◆ **STATED TASK**: Return only the number of lines in the entries below that hold the word "envelope".

===== DATASET CONTENT

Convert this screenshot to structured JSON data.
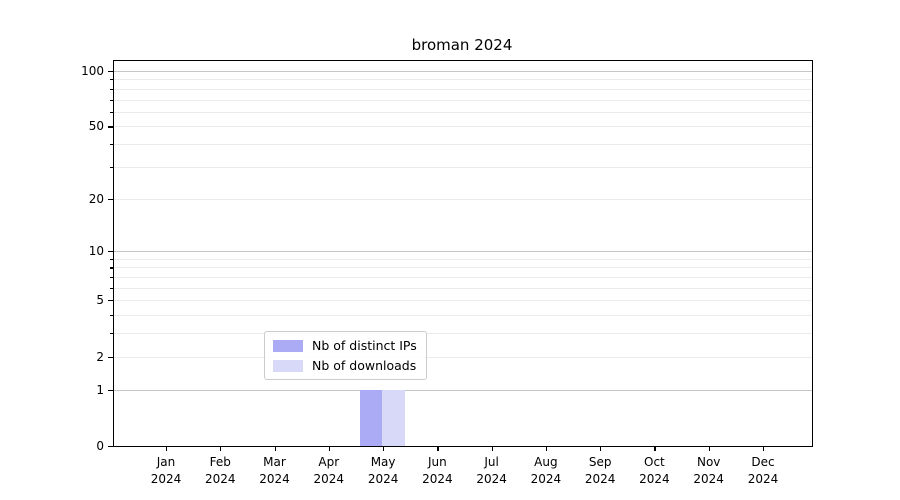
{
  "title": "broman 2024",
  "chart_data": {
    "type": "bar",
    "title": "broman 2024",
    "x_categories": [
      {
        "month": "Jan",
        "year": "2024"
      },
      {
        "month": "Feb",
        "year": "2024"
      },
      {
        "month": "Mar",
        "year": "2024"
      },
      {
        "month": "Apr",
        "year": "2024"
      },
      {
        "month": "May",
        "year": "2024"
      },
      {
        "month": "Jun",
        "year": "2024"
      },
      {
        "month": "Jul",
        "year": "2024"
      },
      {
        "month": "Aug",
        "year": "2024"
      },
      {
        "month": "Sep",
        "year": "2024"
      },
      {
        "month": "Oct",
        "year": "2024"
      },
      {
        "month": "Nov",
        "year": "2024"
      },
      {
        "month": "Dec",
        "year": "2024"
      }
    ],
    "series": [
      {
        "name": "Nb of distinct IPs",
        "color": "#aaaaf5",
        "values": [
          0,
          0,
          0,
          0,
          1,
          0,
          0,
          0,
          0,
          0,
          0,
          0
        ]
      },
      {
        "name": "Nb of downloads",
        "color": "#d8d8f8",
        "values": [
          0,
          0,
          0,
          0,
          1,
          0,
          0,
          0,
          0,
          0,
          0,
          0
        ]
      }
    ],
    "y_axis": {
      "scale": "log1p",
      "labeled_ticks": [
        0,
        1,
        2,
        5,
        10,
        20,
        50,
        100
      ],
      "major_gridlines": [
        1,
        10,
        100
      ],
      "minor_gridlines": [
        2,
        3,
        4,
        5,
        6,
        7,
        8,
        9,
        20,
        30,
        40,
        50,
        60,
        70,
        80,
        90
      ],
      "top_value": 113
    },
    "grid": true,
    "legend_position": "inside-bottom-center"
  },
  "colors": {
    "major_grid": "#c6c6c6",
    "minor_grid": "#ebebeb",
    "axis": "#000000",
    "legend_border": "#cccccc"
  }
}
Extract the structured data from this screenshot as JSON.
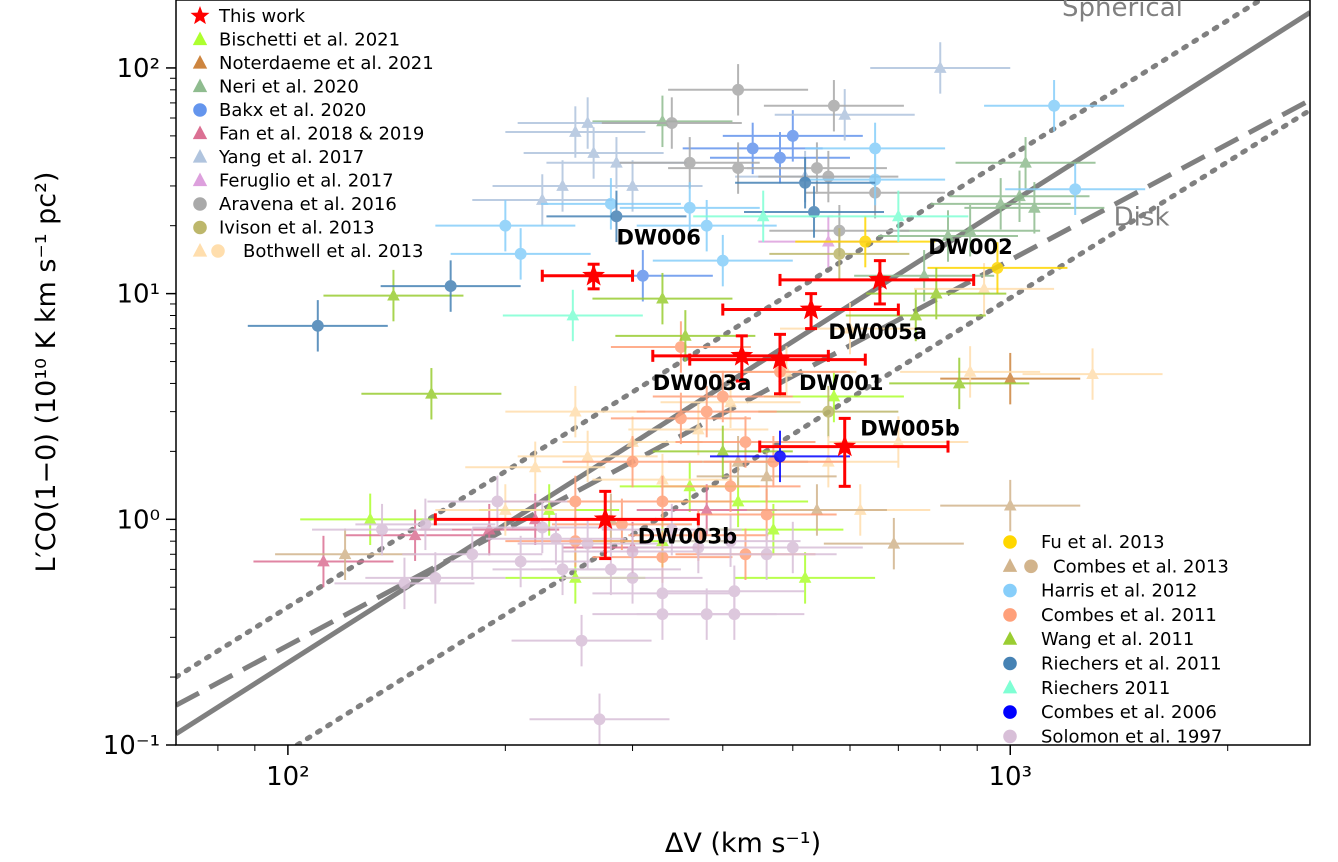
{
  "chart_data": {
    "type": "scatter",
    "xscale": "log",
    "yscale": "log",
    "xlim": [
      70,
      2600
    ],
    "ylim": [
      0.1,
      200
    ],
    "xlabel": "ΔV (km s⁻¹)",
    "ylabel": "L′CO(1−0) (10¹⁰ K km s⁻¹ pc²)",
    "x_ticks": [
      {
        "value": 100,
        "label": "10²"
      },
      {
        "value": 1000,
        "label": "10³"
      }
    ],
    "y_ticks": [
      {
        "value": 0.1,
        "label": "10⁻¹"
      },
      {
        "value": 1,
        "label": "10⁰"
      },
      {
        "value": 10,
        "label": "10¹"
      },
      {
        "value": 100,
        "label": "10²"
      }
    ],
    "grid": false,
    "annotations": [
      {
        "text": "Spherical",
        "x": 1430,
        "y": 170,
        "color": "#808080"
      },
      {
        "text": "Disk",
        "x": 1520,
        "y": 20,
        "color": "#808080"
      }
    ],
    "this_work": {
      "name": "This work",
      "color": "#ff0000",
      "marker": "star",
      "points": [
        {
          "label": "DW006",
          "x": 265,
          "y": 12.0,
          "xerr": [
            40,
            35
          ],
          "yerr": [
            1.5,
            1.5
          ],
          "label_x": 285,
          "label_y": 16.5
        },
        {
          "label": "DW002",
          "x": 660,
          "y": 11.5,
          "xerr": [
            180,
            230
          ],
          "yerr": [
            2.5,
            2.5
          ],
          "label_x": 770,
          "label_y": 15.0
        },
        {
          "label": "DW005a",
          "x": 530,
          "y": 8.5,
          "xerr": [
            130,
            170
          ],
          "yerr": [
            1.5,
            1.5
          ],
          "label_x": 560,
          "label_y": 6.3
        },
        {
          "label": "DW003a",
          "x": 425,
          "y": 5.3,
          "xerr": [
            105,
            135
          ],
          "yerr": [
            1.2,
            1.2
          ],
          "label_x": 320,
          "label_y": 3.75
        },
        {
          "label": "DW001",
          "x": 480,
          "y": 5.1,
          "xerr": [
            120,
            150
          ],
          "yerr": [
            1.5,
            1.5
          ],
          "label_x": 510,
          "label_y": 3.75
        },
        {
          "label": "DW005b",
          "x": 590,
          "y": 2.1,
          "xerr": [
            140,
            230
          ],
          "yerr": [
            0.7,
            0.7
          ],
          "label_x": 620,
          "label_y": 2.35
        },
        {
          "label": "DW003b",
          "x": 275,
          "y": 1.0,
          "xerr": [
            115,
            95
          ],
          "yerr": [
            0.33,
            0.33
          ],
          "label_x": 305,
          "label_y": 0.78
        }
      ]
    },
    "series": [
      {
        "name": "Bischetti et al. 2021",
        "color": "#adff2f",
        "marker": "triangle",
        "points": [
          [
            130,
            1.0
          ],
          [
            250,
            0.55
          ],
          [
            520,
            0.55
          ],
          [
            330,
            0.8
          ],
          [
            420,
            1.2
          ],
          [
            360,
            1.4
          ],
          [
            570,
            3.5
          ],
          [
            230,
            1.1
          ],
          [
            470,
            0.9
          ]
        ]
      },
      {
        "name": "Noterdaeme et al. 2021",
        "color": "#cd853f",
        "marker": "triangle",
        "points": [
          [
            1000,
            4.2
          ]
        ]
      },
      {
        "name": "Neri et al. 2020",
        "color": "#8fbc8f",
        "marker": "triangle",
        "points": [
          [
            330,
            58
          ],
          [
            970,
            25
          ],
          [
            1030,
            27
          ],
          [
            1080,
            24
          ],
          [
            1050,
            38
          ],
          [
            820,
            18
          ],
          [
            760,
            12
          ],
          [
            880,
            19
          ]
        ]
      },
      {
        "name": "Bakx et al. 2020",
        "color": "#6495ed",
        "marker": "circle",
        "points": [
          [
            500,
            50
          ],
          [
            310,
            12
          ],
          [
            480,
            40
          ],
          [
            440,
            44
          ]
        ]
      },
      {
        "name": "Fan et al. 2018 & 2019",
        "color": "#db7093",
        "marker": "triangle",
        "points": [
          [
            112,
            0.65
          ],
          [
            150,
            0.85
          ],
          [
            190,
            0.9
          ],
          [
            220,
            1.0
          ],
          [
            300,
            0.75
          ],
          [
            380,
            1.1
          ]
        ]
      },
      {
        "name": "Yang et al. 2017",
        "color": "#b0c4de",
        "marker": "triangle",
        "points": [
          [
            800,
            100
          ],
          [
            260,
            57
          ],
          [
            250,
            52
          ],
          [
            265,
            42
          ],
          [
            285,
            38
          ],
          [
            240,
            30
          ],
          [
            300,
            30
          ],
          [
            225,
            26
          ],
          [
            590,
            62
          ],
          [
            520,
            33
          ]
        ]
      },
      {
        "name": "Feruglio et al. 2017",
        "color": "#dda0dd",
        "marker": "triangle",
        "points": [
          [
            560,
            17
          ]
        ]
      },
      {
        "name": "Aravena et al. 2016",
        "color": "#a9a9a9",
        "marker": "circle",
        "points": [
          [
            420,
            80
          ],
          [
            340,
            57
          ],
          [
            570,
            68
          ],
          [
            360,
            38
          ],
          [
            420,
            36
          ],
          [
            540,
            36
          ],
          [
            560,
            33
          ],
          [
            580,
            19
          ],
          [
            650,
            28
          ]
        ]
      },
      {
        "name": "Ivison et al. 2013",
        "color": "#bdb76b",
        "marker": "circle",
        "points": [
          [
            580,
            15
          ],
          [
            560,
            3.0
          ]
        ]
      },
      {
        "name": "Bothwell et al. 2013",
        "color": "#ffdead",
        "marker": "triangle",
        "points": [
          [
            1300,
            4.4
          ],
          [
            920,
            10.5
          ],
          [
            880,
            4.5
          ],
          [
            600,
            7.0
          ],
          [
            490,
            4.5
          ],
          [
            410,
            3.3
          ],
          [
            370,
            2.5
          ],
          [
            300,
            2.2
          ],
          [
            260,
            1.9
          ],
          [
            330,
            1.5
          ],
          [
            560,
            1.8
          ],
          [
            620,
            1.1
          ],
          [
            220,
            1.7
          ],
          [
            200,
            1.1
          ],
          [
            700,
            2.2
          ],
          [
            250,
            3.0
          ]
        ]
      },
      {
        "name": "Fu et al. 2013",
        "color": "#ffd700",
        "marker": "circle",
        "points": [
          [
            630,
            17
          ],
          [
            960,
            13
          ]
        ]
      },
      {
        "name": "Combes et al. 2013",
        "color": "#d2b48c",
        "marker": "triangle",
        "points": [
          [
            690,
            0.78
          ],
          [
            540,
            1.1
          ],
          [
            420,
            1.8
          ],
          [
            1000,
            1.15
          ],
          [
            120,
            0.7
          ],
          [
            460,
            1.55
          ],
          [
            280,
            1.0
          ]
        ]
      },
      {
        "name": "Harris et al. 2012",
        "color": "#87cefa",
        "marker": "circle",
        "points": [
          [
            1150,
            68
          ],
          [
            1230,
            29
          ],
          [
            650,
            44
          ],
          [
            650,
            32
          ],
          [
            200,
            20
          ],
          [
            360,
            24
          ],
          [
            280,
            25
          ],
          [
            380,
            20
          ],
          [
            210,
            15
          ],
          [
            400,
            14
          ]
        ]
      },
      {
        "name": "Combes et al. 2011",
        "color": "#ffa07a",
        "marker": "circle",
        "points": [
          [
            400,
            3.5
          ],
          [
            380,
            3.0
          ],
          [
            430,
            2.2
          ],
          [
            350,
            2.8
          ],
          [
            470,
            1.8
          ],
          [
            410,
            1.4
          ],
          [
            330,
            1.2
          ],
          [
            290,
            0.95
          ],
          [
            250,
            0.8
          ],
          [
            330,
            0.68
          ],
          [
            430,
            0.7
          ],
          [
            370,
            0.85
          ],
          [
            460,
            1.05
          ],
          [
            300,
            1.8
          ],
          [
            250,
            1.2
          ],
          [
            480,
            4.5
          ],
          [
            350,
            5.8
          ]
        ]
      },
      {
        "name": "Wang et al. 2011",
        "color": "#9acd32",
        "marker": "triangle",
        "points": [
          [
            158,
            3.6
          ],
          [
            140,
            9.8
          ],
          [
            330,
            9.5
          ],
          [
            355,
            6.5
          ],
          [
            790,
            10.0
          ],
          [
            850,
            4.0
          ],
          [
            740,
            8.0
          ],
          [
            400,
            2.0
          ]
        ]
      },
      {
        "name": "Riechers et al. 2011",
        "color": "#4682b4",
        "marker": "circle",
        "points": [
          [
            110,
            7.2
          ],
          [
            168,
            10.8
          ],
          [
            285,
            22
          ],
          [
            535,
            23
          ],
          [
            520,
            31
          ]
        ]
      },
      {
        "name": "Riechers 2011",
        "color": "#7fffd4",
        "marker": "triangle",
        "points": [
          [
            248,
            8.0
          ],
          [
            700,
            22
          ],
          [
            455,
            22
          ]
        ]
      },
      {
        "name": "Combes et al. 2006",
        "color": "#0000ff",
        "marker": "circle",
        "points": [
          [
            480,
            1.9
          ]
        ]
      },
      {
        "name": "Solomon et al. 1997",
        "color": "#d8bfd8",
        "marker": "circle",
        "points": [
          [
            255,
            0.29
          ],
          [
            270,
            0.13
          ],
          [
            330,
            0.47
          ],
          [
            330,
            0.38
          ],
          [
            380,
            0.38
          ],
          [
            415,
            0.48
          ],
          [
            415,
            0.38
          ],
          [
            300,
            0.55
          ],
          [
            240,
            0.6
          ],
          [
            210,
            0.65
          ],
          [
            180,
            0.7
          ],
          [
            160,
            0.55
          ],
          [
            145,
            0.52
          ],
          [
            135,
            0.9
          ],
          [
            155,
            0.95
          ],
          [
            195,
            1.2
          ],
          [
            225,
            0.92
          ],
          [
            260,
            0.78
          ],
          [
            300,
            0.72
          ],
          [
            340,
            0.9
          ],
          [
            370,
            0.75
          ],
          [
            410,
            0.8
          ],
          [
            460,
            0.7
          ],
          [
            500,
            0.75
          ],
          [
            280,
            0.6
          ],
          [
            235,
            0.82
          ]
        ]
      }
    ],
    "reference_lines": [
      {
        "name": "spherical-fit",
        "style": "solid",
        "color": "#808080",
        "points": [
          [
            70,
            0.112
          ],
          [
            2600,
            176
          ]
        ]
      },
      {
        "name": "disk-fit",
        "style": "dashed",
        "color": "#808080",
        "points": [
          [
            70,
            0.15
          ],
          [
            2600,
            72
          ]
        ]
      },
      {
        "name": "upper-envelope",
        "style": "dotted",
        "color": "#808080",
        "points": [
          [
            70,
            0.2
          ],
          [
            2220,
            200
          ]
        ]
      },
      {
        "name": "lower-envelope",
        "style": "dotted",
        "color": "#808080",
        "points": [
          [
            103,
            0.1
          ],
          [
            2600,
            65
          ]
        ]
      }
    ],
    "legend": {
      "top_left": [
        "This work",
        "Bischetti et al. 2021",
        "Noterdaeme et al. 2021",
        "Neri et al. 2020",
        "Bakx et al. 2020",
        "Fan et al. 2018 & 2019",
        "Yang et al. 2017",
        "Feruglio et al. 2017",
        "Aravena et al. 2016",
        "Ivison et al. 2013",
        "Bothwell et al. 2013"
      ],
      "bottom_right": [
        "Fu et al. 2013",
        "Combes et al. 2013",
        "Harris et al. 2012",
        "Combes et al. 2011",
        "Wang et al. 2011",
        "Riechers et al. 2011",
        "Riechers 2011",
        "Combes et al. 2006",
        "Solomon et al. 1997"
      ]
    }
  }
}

==========

◆ **PROBLEM SOLUTION**: 2